**DATA FOR THE TASK:**
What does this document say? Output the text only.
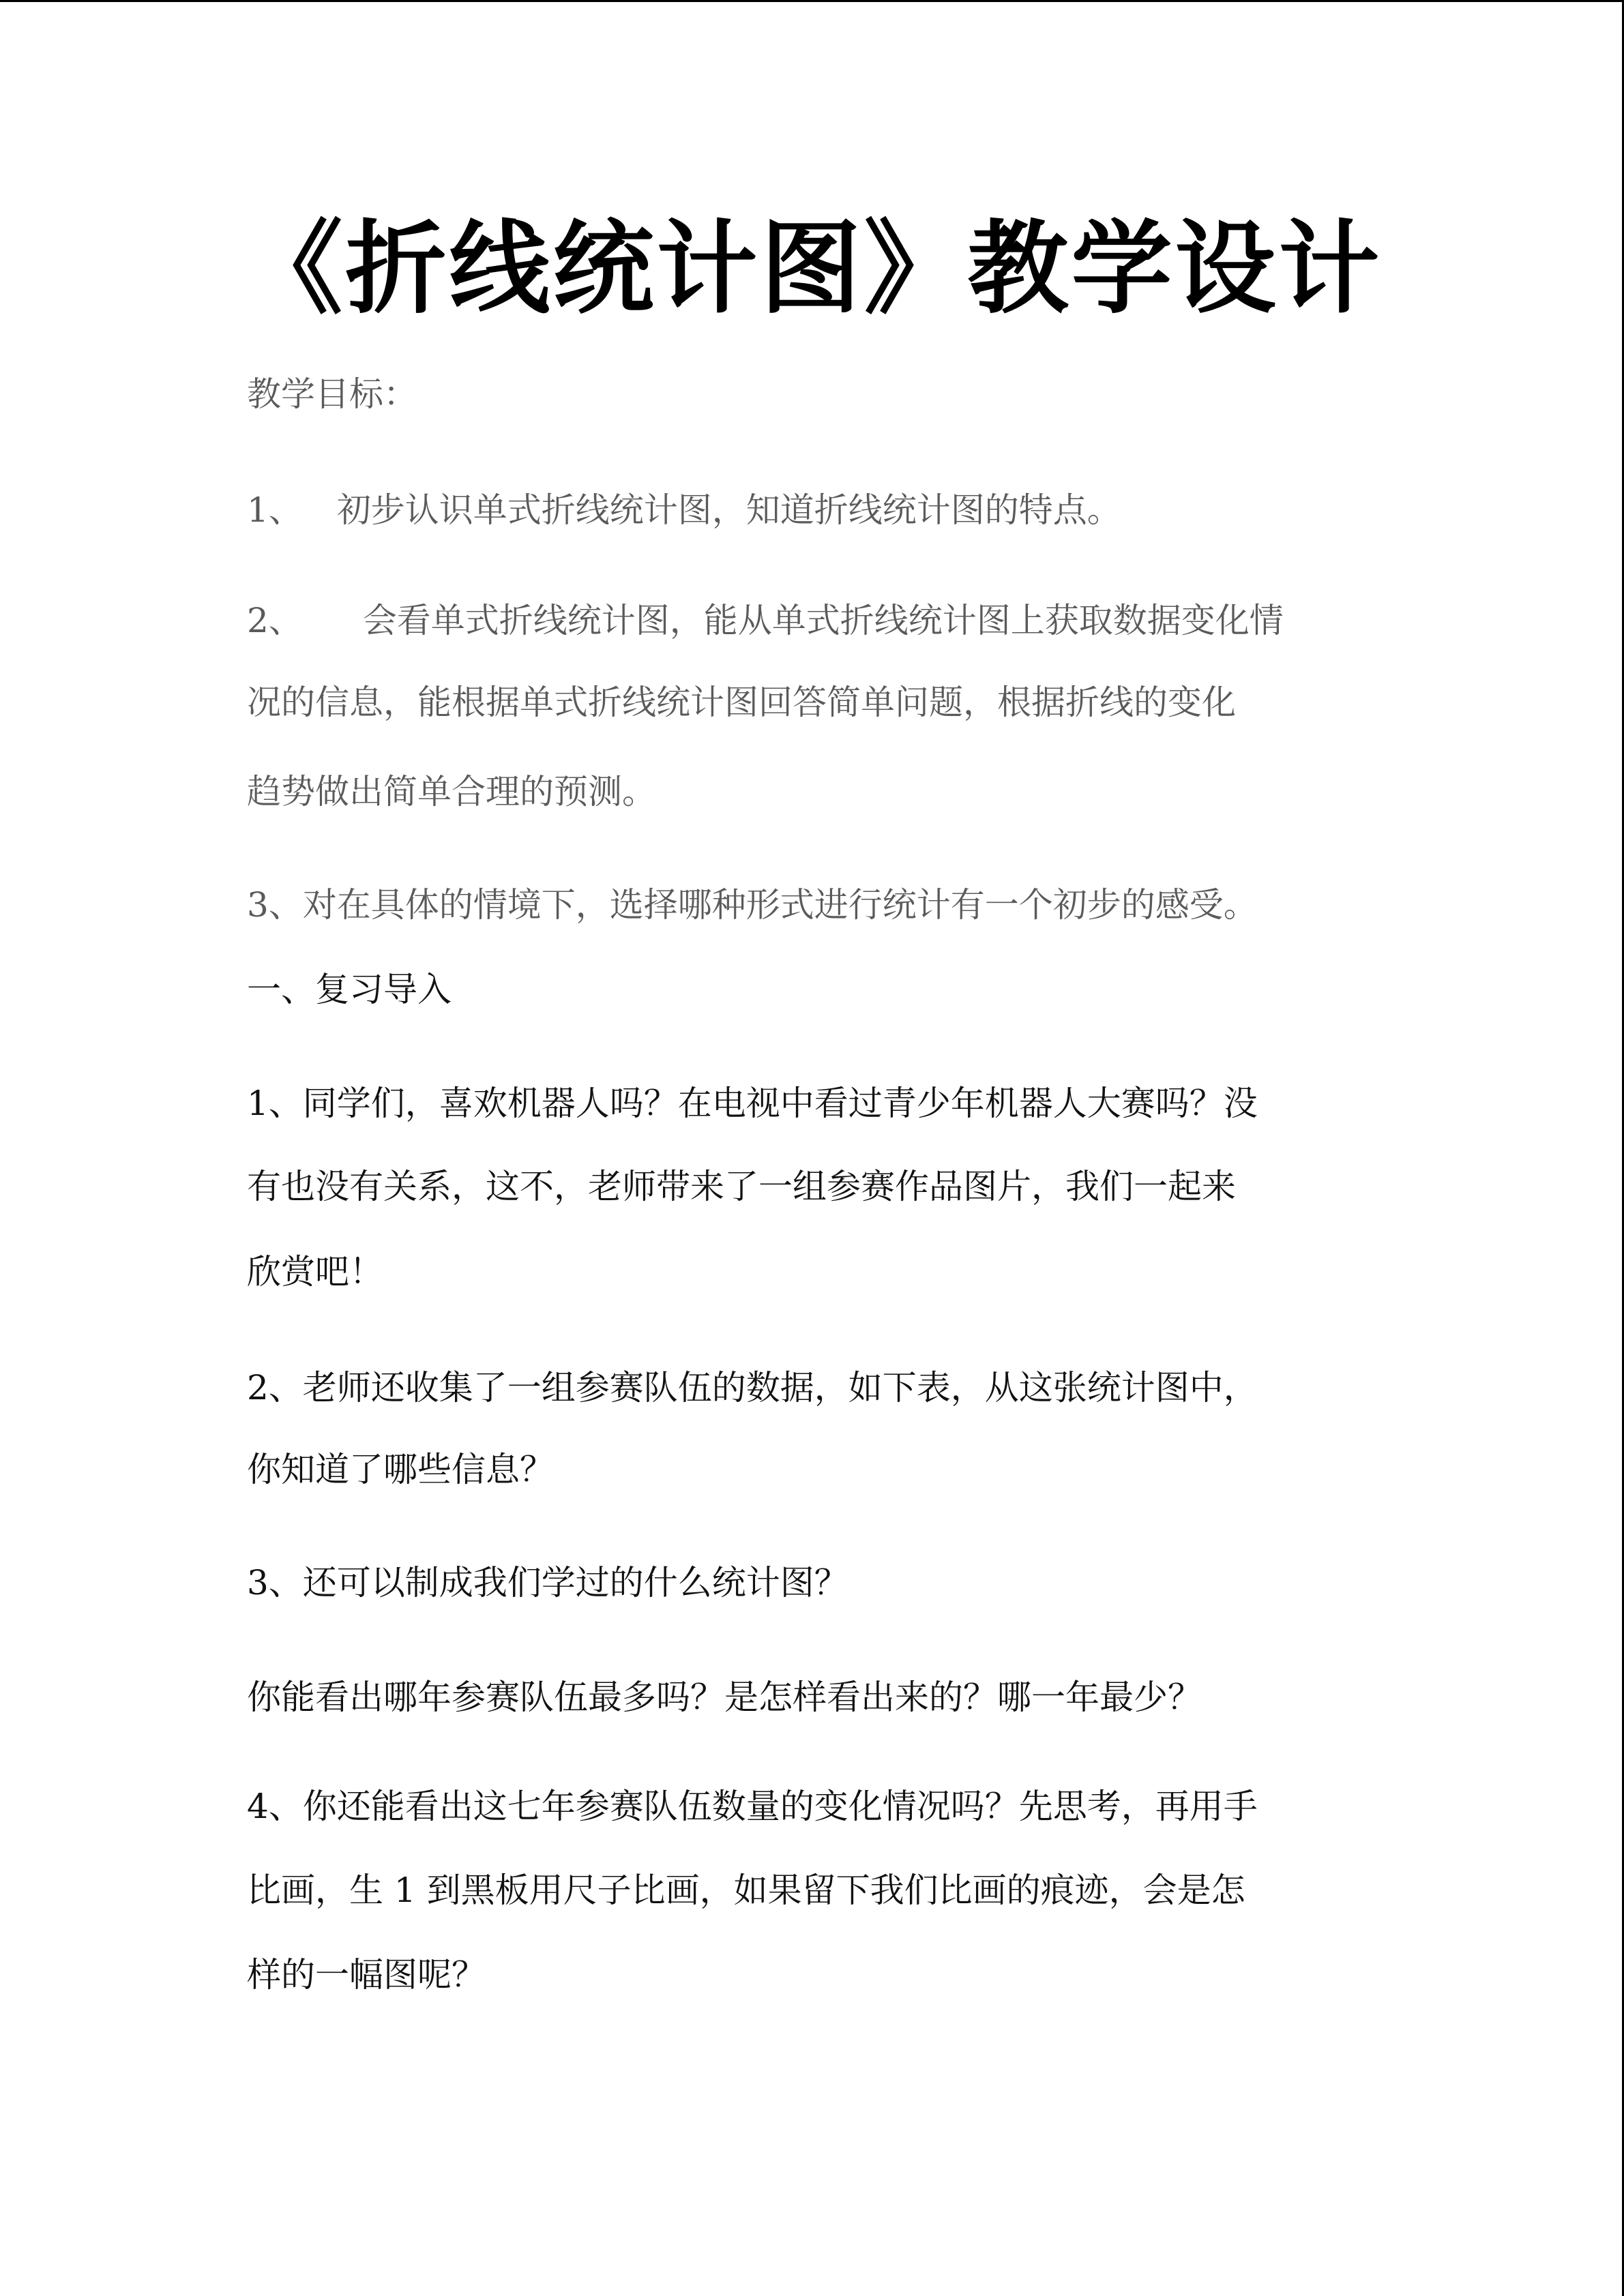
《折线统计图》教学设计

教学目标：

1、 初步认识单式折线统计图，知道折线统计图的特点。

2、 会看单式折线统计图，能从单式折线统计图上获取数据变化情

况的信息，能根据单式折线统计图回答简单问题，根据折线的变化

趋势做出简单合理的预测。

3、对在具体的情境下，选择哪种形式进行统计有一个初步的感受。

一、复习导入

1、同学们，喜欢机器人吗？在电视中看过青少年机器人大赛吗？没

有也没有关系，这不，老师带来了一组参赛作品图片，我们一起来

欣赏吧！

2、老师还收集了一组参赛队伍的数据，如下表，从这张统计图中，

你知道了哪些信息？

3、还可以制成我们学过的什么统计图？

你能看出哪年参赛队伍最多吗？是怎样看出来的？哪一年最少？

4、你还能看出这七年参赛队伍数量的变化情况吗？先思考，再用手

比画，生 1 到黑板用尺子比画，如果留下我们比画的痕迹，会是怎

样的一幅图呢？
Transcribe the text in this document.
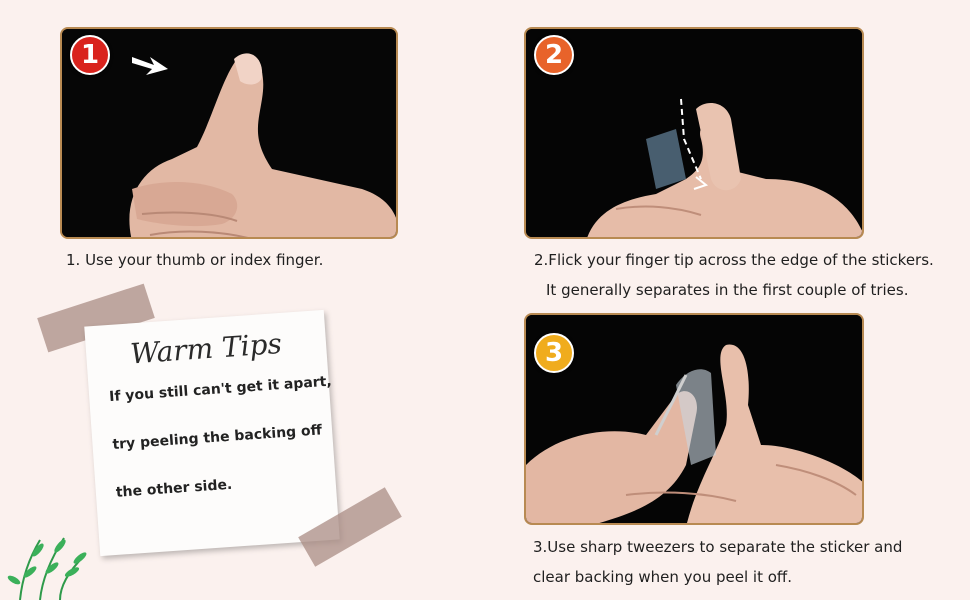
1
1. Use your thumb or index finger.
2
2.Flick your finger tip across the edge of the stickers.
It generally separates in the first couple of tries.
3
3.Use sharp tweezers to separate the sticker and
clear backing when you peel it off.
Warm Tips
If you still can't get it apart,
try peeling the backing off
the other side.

**WHAT YOU WILL DO:** Pictures stay out; retype only the lines from the line containing "Transcribe the text in this document." through the end of the listing, inclusive, exactly as they appear.

**TASK SOLUTION:**
Transcribe the text in this document.
1
1. Use your thumb or index finger.
2
2.Flick your finger tip across the edge of the stickers.
It generally separates in the first couple of tries.
3
3.Use sharp tweezers to separate the sticker and
clear backing when you peel it off.
Warm Tips
If you still can't get it apart,
try peeling the backing off
the other side.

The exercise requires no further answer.